[BEGIN]

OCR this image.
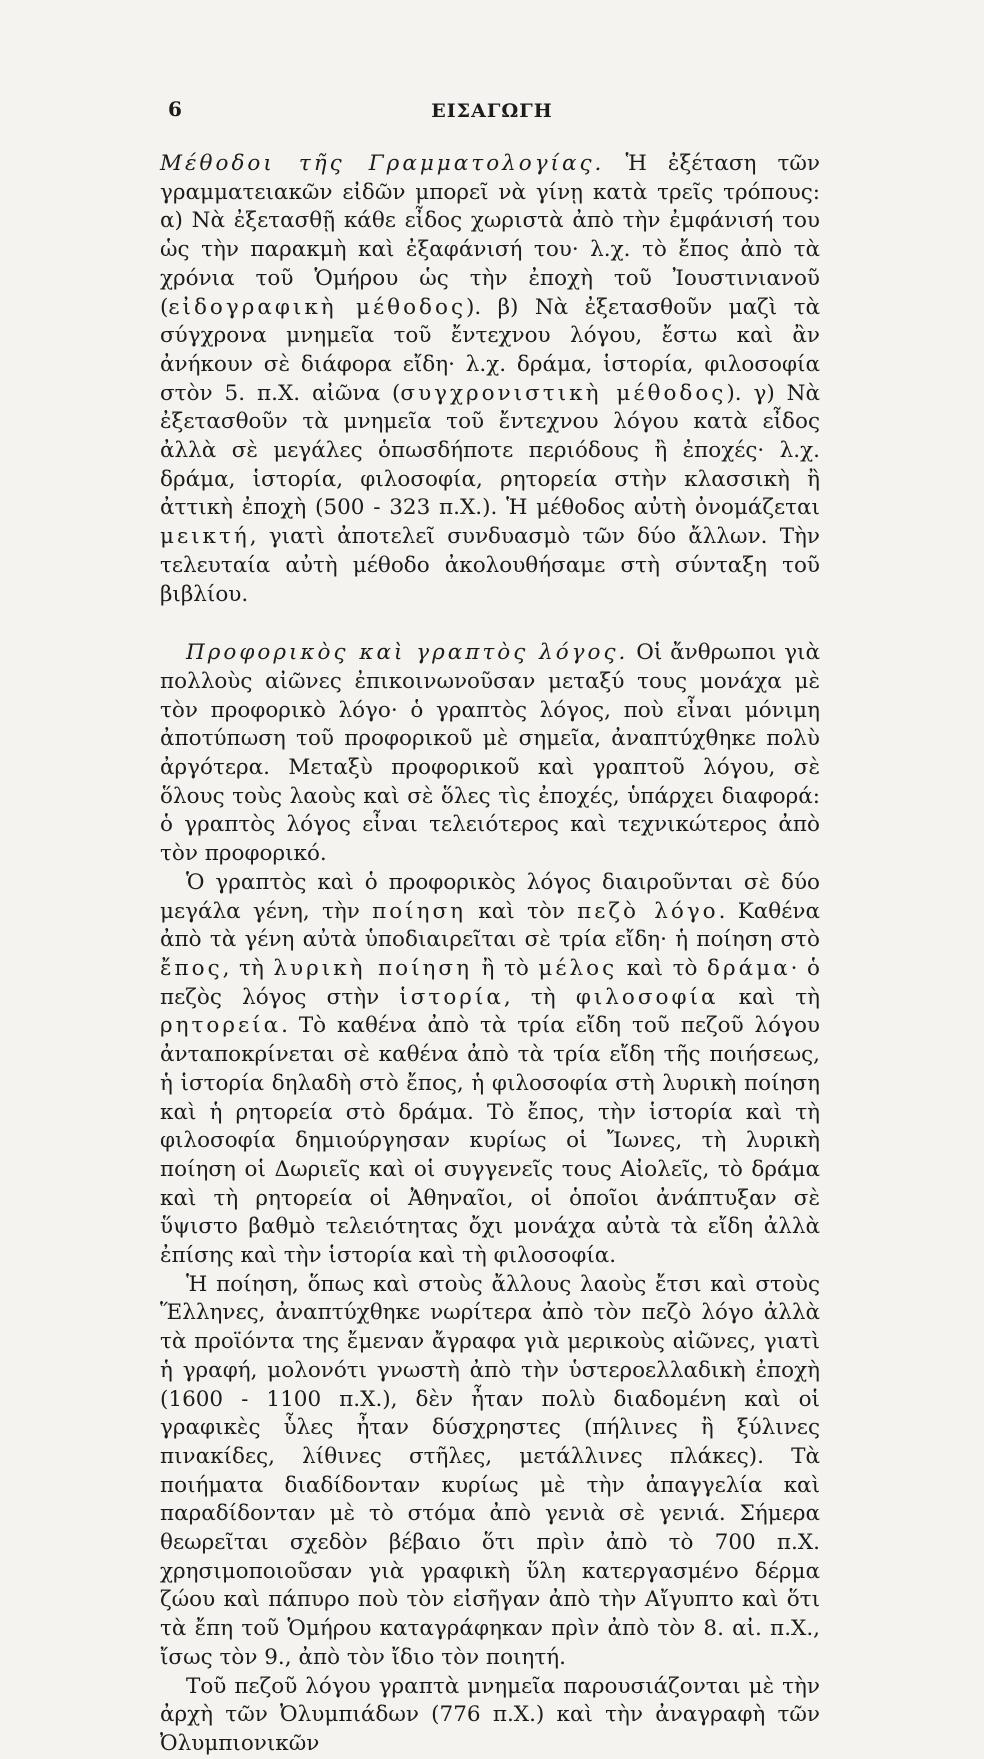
6	ΕΙΣΑΓΩΓΗ

Μέθοδοι τῆς Γραμματολογίας. Ἡ ἐξέταση τῶν γραμματειακῶν εἰδῶν μπορεῖ νὰ γίνῃ κατὰ τρεῖς τρόπους: α) Νὰ ἐξετασθῇ κάθε εἶδος χωριστὰ ἀπὸ τὴν ἐμφάνισή του ὡς τὴν παρακμὴ καὶ ἐξαφάνισή του· λ.χ. τὸ ἔπος ἀπὸ τὰ χρόνια τοῦ Ὁμήρου ὡς τὴν ἐποχὴ τοῦ Ἰουστινιανοῦ (εἰδογραφικὴ μέθοδος). β) Νὰ ἐξετασθοῦν μαζὶ τὰ σύγχρονα μνημεῖα τοῦ ἔντεχνου λόγου, ἔστω καὶ ἂν ἀνήκουν σὲ διάφορα εἴδη· λ.χ. δράμα, ἱστορία, φιλοσοφία στὸν 5. π.Χ. αἰῶνα (συγχρονιστικὴ μέθοδος). γ) Νὰ ἐξετασθοῦν τὰ μνημεῖα τοῦ ἔντεχνου λόγου κατὰ εἶδος ἀλλὰ σὲ μεγάλες ὁπωσδήποτε περιόδους ἢ ἐποχές· λ.χ. δράμα, ἱστορία, φιλοσοφία, ρητορεία στὴν κλασσικὴ ἢ ἀττικὴ ἐποχὴ (500 - 323 π.Χ.). Ἡ μέθοδος αὐτὴ ὀνομάζεται μεικτή, γιατὶ ἀποτελεῖ συνδυασμὸ τῶν δύο ἄλλων. Τὴν τελευταία αὐτὴ μέθοδο ἀκολουθήσαμε στὴ σύνταξη τοῦ βιβλίου.

Προφορικὸς καὶ γραπτὸς λόγος. Οἱ ἄνθρωποι γιὰ πολλοὺς αἰῶνες ἐπικοινωνοῦσαν μεταξύ τους μονάχα μὲ τὸν προφορικὸ λόγο· ὁ γραπτὸς λόγος, ποὺ εἶναι μόνιμη ἀποτύπωση τοῦ προφορικοῦ μὲ σημεῖα, ἀναπτύχθηκε πολὺ ἀργότερα. Μεταξὺ προφορικοῦ καὶ γραπτοῦ λόγου, σὲ ὅλους τοὺς λαοὺς καὶ σὲ ὅλες τὶς ἐποχές, ὑπάρχει διαφορά: ὁ γραπτὸς λόγος εἶναι τελειότερος καὶ τεχνικώτερος ἀπὸ τὸν προφορικό.

Ὁ γραπτὸς καὶ ὁ προφορικὸς λόγος διαιροῦνται σὲ δύο μεγάλα γένη, τὴν ποίηση καὶ τὸν πεζὸ λόγο. Καθένα ἀπὸ τὰ γένη αὐτὰ ὑποδιαιρεῖται σὲ τρία εἴδη· ἡ ποίηση στὸ ἔπος, τὴ λυρικὴ ποίηση ἢ τὸ μέλος καὶ τὸ δράμα· ὁ πεζὸς λόγος στὴν ἱστορία, τὴ φιλοσοφία καὶ τὴ ρητορεία. Τὸ καθένα ἀπὸ τὰ τρία εἴδη τοῦ πεζοῦ λόγου ἀνταποκρίνεται σὲ καθένα ἀπὸ τὰ τρία εἴδη τῆς ποιήσεως, ἡ ἱστορία δηλαδὴ στὸ ἔπος, ἡ φιλοσοφία στὴ λυρικὴ ποίηση καὶ ἡ ρητορεία στὸ δράμα. Τὸ ἔπος, τὴν ἱστορία καὶ τὴ φιλοσοφία δημιούργησαν κυρίως οἱ Ἴωνες, τὴ λυρικὴ ποίηση οἱ Δωριεῖς καὶ οἱ συγγενεῖς τους Αἰολεῖς, τὸ δράμα καὶ τὴ ρητορεία οἱ Ἀθηναῖοι, οἱ ὁποῖοι ἀνάπτυξαν σὲ ὕψιστο βαθμὸ τελειότητας ὄχι μονάχα αὐτὰ τὰ εἴδη ἀλλὰ ἐπίσης καὶ τὴν ἱστορία καὶ τὴ φιλοσοφία.

Ἡ ποίηση, ὅπως καὶ στοὺς ἄλλους λαοὺς ἔτσι καὶ στοὺς Ἕλληνες, ἀναπτύχθηκε νωρίτερα ἀπὸ τὸν πεζὸ λόγο ἀλλὰ τὰ προϊόντα της ἔμεναν ἄγραφα γιὰ μερικοὺς αἰῶνες, γιατὶ ἡ γραφή, μολονότι γνωστὴ ἀπὸ τὴν ὑστεροελλαδικὴ ἐποχὴ (1600 - 1100 π.Χ.), δὲν ἦταν πολὺ διαδομένη καὶ οἱ γραφικὲς ὗλες ἦταν δύσχρηστες (πήλινες ἢ ξύλινες πινακίδες, λίθινες στῆλες, μετάλλινες πλάκες). Τὰ ποιήματα διαδίδονταν κυρίως μὲ τὴν ἀπαγγελία καὶ παραδίδονταν μὲ τὸ στόμα ἀπὸ γενιὰ σὲ γενιά. Σήμερα θεωρεῖται σχεδὸν βέβαιο ὅτι πρὶν ἀπὸ τὸ 700 π.Χ. χρησιμοποιοῦσαν γιὰ γραφικὴ ὕλη κατεργασμένο δέρμα ζώου καὶ πάπυρο ποὺ τὸν εἰσῆγαν ἀπὸ τὴν Αἴγυπτο καὶ ὅτι τὰ ἔπη τοῦ Ὁμήρου καταγράφηκαν πρὶν ἀπὸ τὸν 8. αἰ. π.Χ., ἴσως τὸν 9., ἀπὸ τὸν ἴδιο τὸν ποιητή.

Τοῦ πεζοῦ λόγου γραπτὰ μνημεῖα παρουσιάζονται μὲ τὴν ἀρχὴ τῶν Ὀλυμπιάδων (776 π.Χ.) καὶ τὴν ἀναγραφὴ τῶν Ὀλυμπιονικῶν
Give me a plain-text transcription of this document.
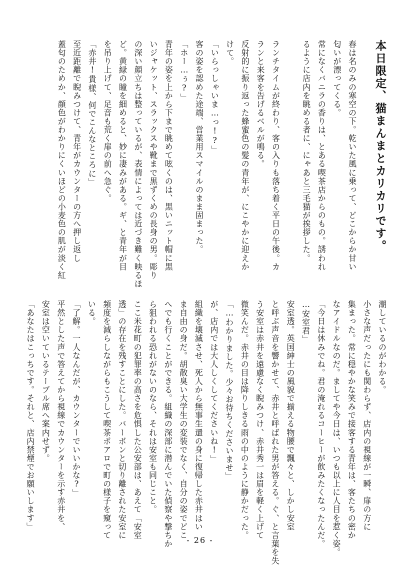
本日限定、猫まんまとカリカリです。
春は名のみの寒空の下。乾いた風に乗って、どこからか甘い
匂いが漂ってくる。
常になくバニラの香りは、とある喫茶店からのもの。誘われ
るように店内を眺める者に、にゃあと三毛猫が挨拶した。
ランチタイムが終わり、客の入りも落ち着く平日の午後。カ
ランと来客を告げるベルが鳴る。
反射的に振り返った蜂蜜色の髪の青年が、にこやかに迎えか
けて。
「いらっしゃいま…っ!?」
客の姿を認めた途端、営業用スマイルのまま固まった。
「ホー…ぅ?」
青年の姿を上から下まで眺めて呟くのは、黒いニット帽に黒
いジャケット、スラックスや靴まで黒ずくめの長身の男。彫り
の深い顔立ちは整っているが、表情によっては近づき難く映るほ
ど。黄緑の瞳を細めると、妙に凄みがある。ギ、と青年が目
を吊り上げて、足音も荒く扉の前へ急ぐ。
「赤井!貴様、何でこんなところに」
至近距離で睨みつけて、青年がカウンターの方へ押し返し
蓋匂のためか、顔色がわかりにくいほどの小麦色の肌が淡く紅
潮しているのがわかる。
小さな声だったにも関わらず、店内の視線が一瞬、扉の方に
集まった。常に穏やかな笑みで接客する青年は、客たちの密か
なアイドルなのだ。ましてや今日は、いつも以上に人目を惹く姿。
「今日は休みでね。君の淹れるコーヒーが飲みたくなったんだ。
…安室君」
安室透。英国紳士の風貌で揃える物腰で飄々と、しかし安室
と呼ぶ声音を響かせて、赤井と呼ばれた男が答える。ぐ、と言葉を失
う安室は赤井を遠慮なく睨みつけ、赤井秀一は眉を軽く上げて
微笑んだ。赤井の目は降りしきる雨の中のように静かだった。
「…わかりました。少々お待ちくださいませ」
が、店内では大人しくしてくださいね!」
組織を壊滅させ、死人から無事生還の身に復帰した赤井はい
ま自由の身だ。胡散臭い大学生の変装でなく、自分の姿でどこ
へでも行くことができる。組織の深部に潜んでいた偵察や撃ちか
ら狙われる恐れがないのなら、それは安室も同じこと。
ここ米花町の犯罪率の高さを危惧した公安部は、あえて「安室
透」の存在を残すことにした。バーボンと切り離された安室に
頻度を減らしながらもこうして喫茶ポアロで町の様子を窺って
いる。
「了解。一人なんだが、カウンターでいいかな?」
平然とした声で答えてから視線でカウンターを示す赤井を、
安室は空いているテーブル席へ案内せず。
「あなたはこっちです。それと、店内禁煙でお願いします」
- 26 -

[END]

# WHAT THE TASK REQUIRES:
Your task is to list each line of the records with the word "this".

# REPLY TO THE EXERCISE:
OCR this image.
Give me a plain-text transcription of this document.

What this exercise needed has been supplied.